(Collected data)
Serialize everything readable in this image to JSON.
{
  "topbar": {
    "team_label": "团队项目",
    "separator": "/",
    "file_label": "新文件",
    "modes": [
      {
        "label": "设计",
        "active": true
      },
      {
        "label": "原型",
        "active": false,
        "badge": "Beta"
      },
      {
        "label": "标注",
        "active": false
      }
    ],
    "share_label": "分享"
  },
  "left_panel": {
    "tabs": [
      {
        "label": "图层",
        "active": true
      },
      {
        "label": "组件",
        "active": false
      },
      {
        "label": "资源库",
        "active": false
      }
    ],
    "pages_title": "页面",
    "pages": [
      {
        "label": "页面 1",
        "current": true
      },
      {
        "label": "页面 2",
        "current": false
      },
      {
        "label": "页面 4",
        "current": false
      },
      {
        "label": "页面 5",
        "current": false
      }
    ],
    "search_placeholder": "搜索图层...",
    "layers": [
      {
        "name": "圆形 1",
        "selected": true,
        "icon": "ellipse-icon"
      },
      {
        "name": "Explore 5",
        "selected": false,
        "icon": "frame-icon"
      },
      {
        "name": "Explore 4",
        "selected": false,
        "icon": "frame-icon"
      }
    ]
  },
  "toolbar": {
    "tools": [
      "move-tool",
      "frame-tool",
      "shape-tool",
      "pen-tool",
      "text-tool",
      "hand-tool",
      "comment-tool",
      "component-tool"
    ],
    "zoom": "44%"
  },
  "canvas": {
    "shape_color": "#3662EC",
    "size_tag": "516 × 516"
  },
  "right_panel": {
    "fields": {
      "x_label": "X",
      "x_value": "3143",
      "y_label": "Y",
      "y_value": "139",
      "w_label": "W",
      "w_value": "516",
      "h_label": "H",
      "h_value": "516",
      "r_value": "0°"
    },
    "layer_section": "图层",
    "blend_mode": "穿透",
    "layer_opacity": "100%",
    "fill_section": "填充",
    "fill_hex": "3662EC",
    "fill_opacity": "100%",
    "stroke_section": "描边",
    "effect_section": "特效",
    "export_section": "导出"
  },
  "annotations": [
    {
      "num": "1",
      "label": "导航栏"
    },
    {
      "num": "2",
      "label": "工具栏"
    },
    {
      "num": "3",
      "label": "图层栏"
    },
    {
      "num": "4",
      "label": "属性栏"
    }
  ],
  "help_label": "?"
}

Direction: Repeat every line of the material exactly as given.

Correct response:
Serialize everything readable in this image to JSON.
{
  "topbar": {
    "team_label": "团队项目",
    "separator": "/",
    "file_label": "新文件",
    "modes": [
      {
        "label": "设计",
        "active": true
      },
      {
        "label": "原型",
        "active": false,
        "badge": "Beta"
      },
      {
        "label": "标注",
        "active": false
      }
    ],
    "share_label": "分享"
  },
  "left_panel": {
    "tabs": [
      {
        "label": "图层",
        "active": true
      },
      {
        "label": "组件",
        "active": false
      },
      {
        "label": "资源库",
        "active": false
      }
    ],
    "pages_title": "页面",
    "pages": [
      {
        "label": "页面 1",
        "current": true
      },
      {
        "label": "页面 2",
        "current": false
      },
      {
        "label": "页面 4",
        "current": false
      },
      {
        "label": "页面 5",
        "current": false
      }
    ],
    "search_placeholder": "搜索图层...",
    "layers": [
      {
        "name": "圆形 1",
        "selected": true,
        "icon": "ellipse-icon"
      },
      {
        "name": "Explore 5",
        "selected": false,
        "icon": "frame-icon"
      },
      {
        "name": "Explore 4",
        "selected": false,
        "icon": "frame-icon"
      }
    ]
  },
  "toolbar": {
    "tools": [
      "move-tool",
      "frame-tool",
      "shape-tool",
      "pen-tool",
      "text-tool",
      "hand-tool",
      "comment-tool",
      "component-tool"
    ],
    "zoom": "44%"
  },
  "canvas": {
    "shape_color": "#3662EC",
    "size_tag": "516 × 516"
  },
  "right_panel": {
    "fields": {
      "x_label": "X",
      "x_value": "3143",
      "y_label": "Y",
      "y_value": "139",
      "w_label": "W",
      "w_value": "516",
      "h_label": "H",
      "h_value": "516",
      "r_value": "0°"
    },
    "layer_section": "图层",
    "blend_mode": "穿透",
    "layer_opacity": "100%",
    "fill_section": "填充",
    "fill_hex": "3662EC",
    "fill_opacity": "100%",
    "stroke_section": "描边",
    "effect_section": "特效",
    "export_section": "导出"
  },
  "annotations": [
    {
      "num": "1",
      "label": "导航栏"
    },
    {
      "num": "2",
      "label": "工具栏"
    },
    {
      "num": "3",
      "label": "图层栏"
    },
    {
      "num": "4",
      "label": "属性栏"
    }
  ],
  "help_label": "?"
}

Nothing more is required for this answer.